YOUR OBJECTIVE
Pull every line containing "geen" out of the material below.

Records from a data source
----
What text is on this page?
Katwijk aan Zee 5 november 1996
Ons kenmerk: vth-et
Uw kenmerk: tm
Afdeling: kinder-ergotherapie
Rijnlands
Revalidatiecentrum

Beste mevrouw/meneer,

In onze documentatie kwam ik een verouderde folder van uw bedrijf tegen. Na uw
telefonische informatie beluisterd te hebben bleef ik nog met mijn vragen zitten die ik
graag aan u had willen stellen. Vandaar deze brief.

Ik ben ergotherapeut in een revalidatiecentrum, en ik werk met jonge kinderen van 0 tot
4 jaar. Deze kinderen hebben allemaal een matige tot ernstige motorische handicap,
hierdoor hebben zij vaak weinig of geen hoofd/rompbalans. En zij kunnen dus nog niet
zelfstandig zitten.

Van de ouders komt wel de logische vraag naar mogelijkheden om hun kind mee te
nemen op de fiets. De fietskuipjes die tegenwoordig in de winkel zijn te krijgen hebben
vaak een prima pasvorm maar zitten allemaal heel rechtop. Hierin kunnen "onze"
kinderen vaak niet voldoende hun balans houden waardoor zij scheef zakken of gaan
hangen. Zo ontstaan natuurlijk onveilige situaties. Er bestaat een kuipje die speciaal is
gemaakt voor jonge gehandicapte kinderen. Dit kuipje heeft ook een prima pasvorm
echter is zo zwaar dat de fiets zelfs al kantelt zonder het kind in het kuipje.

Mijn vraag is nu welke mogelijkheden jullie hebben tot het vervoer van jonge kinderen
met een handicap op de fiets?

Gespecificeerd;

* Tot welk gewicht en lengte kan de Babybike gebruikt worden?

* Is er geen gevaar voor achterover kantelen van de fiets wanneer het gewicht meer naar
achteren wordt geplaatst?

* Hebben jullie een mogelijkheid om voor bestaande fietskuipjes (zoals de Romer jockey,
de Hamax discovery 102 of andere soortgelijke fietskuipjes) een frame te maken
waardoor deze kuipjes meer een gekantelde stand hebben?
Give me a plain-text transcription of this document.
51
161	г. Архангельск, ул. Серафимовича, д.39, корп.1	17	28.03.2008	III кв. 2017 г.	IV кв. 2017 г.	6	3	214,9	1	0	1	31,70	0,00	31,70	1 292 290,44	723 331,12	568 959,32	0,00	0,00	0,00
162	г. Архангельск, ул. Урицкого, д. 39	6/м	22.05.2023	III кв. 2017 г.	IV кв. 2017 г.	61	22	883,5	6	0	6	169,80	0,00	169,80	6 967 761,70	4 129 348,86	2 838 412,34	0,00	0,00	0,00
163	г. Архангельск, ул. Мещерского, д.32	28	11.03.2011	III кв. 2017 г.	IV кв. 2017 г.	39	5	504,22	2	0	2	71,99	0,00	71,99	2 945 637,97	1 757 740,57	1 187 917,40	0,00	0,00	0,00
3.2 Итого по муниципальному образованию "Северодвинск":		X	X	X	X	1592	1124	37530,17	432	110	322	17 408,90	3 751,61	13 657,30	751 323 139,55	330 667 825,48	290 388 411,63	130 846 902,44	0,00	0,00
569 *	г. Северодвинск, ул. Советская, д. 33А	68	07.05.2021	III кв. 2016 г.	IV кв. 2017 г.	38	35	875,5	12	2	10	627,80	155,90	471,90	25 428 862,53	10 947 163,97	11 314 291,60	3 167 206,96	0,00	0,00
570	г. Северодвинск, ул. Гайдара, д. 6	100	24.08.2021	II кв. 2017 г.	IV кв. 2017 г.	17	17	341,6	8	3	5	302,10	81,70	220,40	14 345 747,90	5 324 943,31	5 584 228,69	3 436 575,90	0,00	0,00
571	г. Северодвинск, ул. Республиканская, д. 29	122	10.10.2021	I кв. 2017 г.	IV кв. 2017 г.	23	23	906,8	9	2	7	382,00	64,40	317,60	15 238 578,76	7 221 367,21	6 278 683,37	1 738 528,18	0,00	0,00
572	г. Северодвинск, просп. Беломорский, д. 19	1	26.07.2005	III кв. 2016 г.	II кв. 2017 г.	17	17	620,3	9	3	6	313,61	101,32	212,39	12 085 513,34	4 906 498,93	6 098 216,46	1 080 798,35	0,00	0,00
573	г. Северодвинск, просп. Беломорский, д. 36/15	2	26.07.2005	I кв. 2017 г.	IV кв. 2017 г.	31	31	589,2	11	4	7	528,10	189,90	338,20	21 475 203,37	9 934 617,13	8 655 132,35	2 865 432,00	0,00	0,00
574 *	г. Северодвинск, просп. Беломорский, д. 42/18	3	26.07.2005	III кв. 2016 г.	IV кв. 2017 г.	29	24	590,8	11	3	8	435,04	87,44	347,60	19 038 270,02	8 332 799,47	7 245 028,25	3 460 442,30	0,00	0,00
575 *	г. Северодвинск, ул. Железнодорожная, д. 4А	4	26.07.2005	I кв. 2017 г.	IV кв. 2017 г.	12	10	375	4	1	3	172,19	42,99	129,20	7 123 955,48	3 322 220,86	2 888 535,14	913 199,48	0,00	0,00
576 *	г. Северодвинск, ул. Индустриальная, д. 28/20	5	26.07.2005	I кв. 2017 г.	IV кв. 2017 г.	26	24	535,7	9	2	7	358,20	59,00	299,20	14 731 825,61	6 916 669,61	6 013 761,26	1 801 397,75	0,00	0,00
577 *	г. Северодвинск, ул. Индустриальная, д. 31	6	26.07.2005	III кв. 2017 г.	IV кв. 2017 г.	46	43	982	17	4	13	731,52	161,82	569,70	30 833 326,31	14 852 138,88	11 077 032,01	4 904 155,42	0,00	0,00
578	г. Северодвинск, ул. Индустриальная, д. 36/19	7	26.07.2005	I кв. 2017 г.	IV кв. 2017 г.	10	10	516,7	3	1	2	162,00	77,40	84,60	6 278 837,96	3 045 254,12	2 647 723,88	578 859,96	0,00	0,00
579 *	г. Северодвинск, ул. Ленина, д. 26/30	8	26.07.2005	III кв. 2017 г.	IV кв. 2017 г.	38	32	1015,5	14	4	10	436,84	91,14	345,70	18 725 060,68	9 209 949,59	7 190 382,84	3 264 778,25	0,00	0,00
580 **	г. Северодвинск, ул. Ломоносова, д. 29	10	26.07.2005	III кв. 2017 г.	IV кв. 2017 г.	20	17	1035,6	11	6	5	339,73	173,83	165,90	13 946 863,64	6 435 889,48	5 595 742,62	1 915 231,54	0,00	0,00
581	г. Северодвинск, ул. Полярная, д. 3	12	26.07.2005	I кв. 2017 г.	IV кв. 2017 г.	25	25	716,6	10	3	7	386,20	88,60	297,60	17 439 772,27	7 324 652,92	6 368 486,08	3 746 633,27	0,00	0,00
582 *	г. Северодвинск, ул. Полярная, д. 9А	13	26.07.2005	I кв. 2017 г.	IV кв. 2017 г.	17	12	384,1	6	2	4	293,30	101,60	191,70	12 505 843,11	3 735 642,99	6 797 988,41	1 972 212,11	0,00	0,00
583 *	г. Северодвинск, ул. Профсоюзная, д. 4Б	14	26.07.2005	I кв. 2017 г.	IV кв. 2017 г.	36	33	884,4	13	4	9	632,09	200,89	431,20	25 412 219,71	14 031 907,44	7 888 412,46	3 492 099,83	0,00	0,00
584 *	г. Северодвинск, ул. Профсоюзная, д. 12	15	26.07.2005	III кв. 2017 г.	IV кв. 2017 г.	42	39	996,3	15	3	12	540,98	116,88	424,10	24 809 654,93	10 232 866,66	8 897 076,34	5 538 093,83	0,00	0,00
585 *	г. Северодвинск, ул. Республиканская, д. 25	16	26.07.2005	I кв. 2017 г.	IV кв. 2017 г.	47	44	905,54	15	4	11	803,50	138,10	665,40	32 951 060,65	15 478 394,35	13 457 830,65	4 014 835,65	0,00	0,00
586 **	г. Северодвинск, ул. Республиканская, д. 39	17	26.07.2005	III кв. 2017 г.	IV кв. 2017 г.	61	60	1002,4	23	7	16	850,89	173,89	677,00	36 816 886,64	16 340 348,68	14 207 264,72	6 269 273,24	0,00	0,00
----
EXERCISE RESPONSE
hierdoor hebben zij vaak weinig of geen hoofd/rompbalans. En zij kunnen dus nog niet
* Is er geen gevaar voor achterover kantelen van de fiets wanneer het gewicht meer naar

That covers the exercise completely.